WHAT IS NEEDED: Copy out, unchanged, the entries below from the "Extract all readable text from this page." line to the final line. Omit pictures.

Begin INPUT RECORDS

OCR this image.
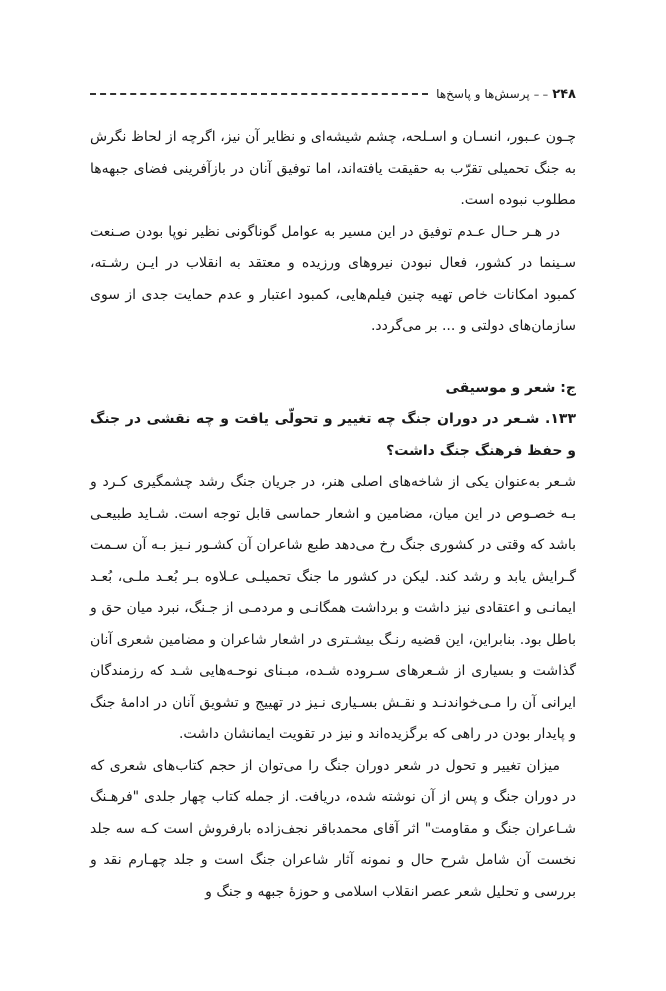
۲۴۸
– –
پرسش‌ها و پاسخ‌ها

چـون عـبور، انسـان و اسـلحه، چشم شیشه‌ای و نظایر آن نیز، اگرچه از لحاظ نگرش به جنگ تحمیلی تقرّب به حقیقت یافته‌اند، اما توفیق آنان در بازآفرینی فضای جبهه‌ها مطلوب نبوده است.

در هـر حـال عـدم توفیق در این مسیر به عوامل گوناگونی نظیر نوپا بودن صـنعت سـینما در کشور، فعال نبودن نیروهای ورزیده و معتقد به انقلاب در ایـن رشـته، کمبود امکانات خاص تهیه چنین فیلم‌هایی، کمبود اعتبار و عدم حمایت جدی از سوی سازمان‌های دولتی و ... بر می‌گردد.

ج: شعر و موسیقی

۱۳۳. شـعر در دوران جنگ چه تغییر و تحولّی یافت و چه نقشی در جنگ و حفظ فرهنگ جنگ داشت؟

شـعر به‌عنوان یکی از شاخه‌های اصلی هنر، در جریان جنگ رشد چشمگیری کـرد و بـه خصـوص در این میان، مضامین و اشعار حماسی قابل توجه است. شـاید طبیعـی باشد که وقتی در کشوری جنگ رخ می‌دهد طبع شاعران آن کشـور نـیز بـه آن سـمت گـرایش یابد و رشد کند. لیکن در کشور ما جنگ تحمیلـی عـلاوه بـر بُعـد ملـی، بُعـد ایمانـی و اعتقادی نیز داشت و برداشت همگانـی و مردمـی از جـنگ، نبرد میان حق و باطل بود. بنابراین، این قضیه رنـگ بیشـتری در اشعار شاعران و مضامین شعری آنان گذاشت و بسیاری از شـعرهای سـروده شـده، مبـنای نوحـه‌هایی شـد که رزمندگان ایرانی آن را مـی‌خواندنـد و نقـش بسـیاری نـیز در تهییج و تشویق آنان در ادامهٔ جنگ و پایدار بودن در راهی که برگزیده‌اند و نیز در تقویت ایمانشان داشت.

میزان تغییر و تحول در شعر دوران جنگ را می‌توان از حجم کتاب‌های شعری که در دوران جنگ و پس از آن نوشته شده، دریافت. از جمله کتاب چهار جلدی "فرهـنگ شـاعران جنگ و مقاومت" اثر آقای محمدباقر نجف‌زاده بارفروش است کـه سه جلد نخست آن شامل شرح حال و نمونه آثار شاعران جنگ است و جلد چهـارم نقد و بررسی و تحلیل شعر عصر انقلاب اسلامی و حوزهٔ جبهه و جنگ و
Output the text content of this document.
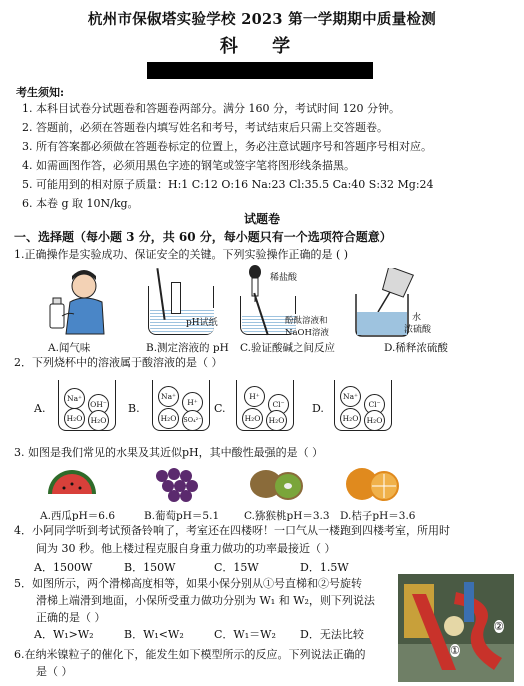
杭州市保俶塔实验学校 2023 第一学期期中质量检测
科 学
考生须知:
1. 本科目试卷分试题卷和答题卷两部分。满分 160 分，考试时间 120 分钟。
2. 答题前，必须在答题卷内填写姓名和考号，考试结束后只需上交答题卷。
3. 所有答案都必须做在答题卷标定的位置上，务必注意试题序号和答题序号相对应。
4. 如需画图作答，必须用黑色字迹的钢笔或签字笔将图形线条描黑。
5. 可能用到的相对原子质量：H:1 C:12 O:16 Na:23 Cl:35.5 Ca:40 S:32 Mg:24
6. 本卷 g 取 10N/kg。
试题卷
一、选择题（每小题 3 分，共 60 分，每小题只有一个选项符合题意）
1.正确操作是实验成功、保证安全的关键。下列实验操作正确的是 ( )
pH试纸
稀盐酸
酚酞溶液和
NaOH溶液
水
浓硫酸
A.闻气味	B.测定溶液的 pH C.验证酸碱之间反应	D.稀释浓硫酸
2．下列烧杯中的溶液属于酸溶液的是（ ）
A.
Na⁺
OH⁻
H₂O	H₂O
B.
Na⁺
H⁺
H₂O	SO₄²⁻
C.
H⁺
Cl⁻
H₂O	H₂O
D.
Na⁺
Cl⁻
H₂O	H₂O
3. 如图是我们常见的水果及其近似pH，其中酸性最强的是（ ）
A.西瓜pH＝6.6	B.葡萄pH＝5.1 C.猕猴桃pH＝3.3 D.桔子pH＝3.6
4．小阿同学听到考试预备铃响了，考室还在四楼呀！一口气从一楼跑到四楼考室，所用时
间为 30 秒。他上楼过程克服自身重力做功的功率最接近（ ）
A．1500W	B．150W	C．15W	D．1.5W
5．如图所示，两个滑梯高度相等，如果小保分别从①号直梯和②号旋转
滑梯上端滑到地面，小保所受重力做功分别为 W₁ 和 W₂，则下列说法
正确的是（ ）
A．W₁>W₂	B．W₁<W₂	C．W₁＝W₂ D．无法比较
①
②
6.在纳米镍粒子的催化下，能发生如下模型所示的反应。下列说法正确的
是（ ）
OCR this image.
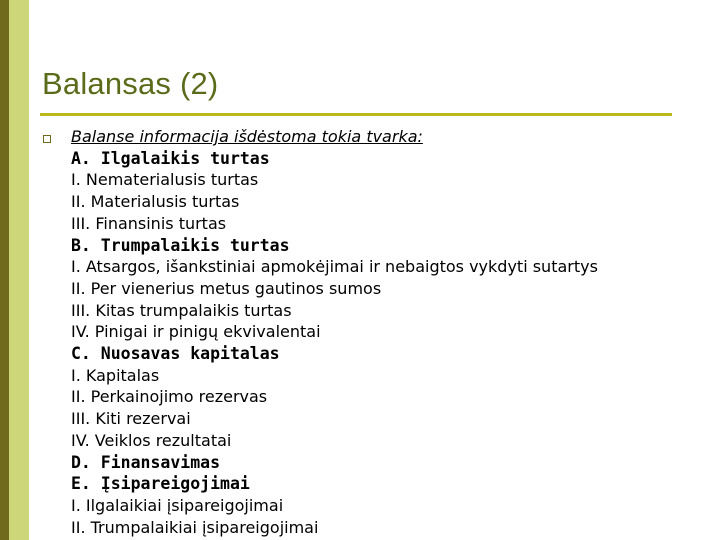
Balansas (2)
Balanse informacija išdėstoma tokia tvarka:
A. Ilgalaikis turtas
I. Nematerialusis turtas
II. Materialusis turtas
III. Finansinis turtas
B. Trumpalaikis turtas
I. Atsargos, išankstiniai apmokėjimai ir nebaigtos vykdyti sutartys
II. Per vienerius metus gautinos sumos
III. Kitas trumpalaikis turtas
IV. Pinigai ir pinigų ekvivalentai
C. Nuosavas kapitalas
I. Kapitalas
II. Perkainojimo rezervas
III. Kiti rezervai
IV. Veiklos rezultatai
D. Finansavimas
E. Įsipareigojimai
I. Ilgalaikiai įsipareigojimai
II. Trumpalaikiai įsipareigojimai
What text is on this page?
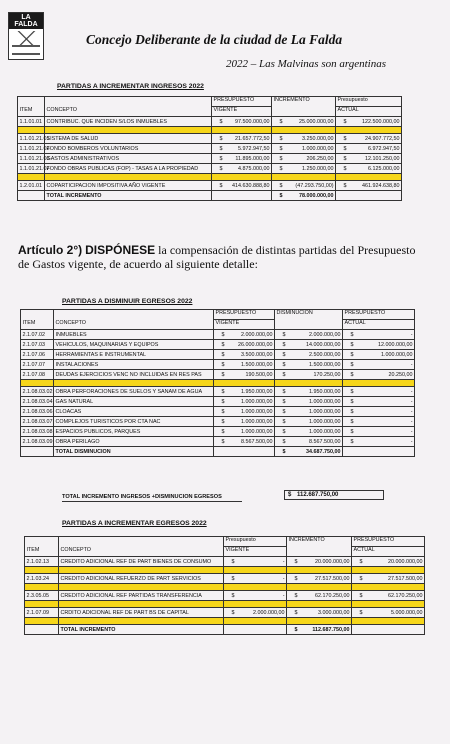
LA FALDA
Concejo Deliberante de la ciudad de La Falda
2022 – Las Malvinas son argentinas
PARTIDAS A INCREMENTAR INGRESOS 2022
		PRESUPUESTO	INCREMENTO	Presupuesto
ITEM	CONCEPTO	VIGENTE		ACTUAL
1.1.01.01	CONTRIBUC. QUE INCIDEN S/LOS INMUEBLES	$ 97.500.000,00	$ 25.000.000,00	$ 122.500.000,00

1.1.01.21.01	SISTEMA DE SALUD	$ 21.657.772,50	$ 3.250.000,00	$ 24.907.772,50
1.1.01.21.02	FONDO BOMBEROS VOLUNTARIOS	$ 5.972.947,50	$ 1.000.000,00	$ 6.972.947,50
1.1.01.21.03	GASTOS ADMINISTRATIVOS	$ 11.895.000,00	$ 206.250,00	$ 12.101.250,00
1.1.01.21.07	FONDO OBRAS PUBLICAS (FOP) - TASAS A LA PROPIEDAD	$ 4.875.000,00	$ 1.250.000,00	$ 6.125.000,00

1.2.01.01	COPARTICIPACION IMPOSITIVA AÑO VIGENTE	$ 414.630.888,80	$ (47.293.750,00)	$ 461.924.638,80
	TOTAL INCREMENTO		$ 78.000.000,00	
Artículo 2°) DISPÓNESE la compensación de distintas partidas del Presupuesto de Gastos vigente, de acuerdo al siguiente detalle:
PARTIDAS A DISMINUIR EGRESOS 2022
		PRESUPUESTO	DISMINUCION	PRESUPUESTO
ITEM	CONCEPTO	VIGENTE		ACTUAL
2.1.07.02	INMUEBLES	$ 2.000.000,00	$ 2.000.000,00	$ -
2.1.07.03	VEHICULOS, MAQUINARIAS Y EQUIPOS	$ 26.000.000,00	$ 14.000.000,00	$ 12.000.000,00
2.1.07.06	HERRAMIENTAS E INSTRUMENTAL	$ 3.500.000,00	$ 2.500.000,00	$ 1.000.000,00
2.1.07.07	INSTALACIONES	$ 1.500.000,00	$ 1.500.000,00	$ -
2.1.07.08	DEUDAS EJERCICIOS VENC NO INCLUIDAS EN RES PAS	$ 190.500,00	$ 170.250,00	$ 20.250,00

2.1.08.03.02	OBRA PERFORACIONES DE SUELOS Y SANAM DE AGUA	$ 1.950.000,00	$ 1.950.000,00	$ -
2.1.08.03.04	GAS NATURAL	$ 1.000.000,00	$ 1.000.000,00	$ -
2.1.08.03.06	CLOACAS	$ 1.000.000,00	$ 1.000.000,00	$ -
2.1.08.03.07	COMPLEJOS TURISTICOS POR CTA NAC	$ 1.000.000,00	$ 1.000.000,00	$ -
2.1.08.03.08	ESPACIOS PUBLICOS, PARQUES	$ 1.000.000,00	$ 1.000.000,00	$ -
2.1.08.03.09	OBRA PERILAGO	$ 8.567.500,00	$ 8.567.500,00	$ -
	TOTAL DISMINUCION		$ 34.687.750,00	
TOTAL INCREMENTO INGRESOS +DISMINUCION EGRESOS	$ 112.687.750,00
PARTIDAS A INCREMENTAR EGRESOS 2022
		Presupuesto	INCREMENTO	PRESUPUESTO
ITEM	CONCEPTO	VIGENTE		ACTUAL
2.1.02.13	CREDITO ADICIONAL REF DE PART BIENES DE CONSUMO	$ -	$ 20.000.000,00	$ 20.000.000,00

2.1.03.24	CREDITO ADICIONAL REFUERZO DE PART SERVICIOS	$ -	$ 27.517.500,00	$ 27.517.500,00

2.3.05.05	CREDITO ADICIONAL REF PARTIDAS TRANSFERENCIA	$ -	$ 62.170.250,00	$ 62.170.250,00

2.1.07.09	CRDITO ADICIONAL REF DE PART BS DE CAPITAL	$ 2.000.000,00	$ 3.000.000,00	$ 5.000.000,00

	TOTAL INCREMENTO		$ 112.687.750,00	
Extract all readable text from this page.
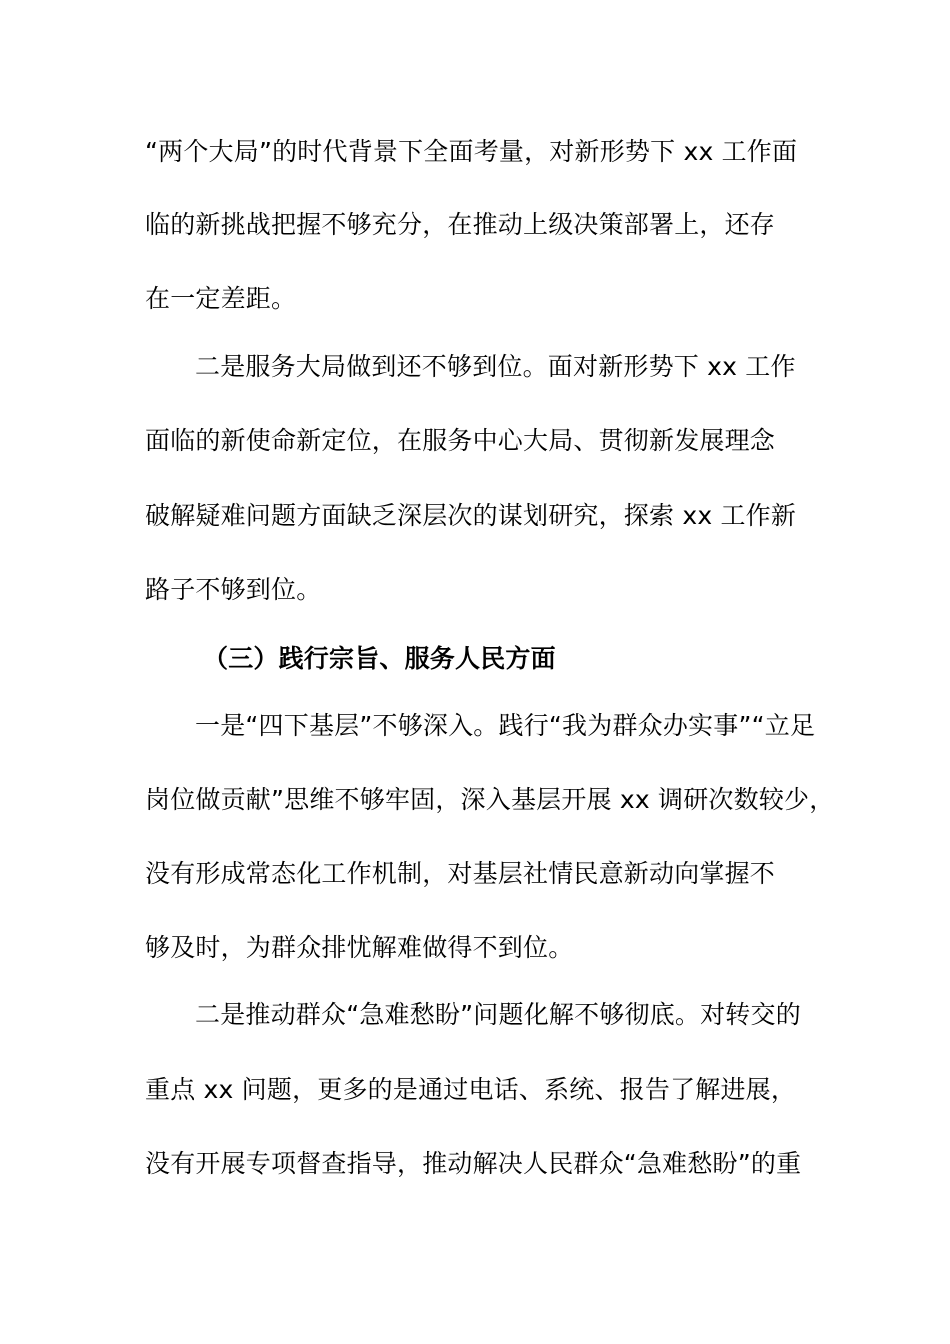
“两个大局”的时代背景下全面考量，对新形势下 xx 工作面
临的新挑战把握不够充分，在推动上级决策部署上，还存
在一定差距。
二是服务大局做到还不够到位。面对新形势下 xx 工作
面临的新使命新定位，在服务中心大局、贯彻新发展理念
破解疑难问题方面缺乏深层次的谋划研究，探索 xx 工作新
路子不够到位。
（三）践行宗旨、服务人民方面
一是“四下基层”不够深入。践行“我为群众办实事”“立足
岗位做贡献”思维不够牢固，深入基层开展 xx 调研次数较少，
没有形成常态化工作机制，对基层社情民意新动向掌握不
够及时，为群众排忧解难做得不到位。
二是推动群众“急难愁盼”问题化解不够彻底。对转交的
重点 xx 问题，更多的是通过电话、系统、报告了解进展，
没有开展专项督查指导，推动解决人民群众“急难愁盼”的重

End INPUT RECORDS

FULL ANSWER:
Extract all readable text from this page.
“两个大局”的时代背景下全面考量，对新形势下 xx 工作面
临的新挑战把握不够充分，在推动上级决策部署上，还存
在一定差距。
二是服务大局做到还不够到位。面对新形势下 xx 工作
面临的新使命新定位，在服务中心大局、贯彻新发展理念
破解疑难问题方面缺乏深层次的谋划研究，探索 xx 工作新
路子不够到位。
（三）践行宗旨、服务人民方面
一是“四下基层”不够深入。践行“我为群众办实事”“立足
岗位做贡献”思维不够牢固，深入基层开展 xx 调研次数较少，
没有形成常态化工作机制，对基层社情民意新动向掌握不
够及时，为群众排忧解难做得不到位。
二是推动群众“急难愁盼”问题化解不够彻底。对转交的
重点 xx 问题，更多的是通过电话、系统、报告了解进展，
没有开展专项督查指导，推动解决人民群众“急难愁盼”的重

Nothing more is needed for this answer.